BRIEF
Extract every line of the material that holds the string "used".

THE DATA
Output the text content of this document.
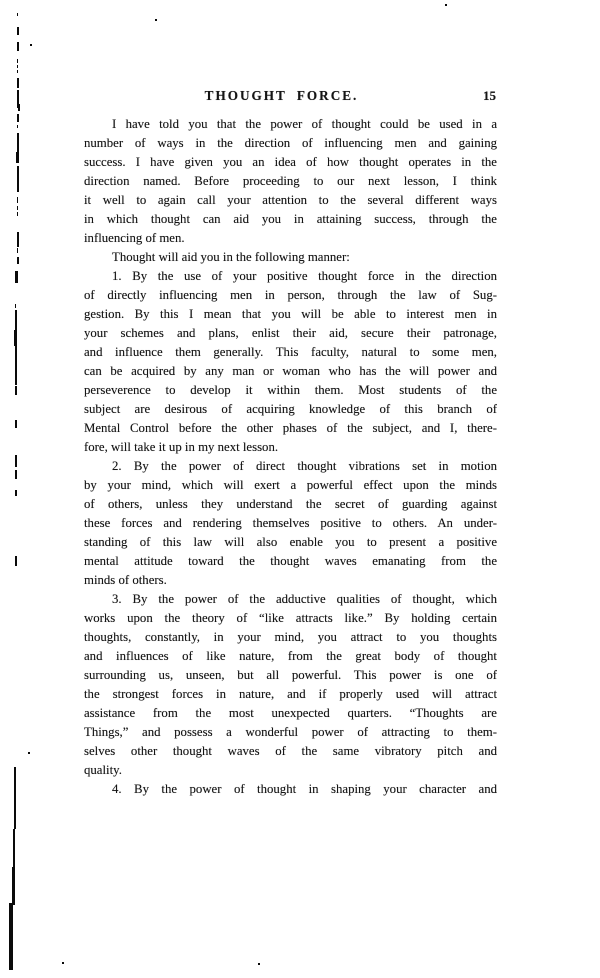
THOUGHT FORCE.	15
I have told you that the power of thought could be used in a
number of ways in the direction of influencing men and gaining
success. I have given you an idea of how thought operates in the
direction named. Before proceeding to our next lesson, I think
it well to again call your attention to the several different ways
in which thought can aid you in attaining success, through the
influencing of men.
Thought will aid you in the following manner:
1. By the use of your positive thought force in the direction
of directly influencing men in person, through the law of Sug-
gestion. By this I mean that you will be able to interest men in
your schemes and plans, enlist their aid, secure their patronage,
and influence them generally. This faculty, natural to some men,
can be acquired by any man or woman who has the will power and
perseverence to develop it within them. Most students of the
subject are desirous of acquiring knowledge of this branch of
Mental Control before the other phases of the subject, and I, there-
fore, will take it up in my next lesson.
2. By the power of direct thought vibrations set in motion
by your mind, which will exert a powerful effect upon the minds
of others, unless they understand the secret of guarding against
these forces and rendering themselves positive to others. An under-
standing of this law will also enable you to present a positive
mental attitude toward the thought waves emanating from the
minds of others.
3. By the power of the adductive qualities of thought, which
works upon the theory of “like attracts like.” By holding certain
thoughts, constantly, in your mind, you attract to you thoughts
and influences of like nature, from the great body of thought
surrounding us, unseen, but all powerful. This power is one of
the strongest forces in nature, and if properly used will attract
assistance from the most unexpected quarters. “Thoughts are
Things,” and possess a wonderful power of attracting to them-
selves other thought waves of the same vibratory pitch and
quality.
4. By the power of thought in shaping your character and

ANSWER
I have told you that the power of thought could be used in a
the strongest forces in nature, and if properly used will attract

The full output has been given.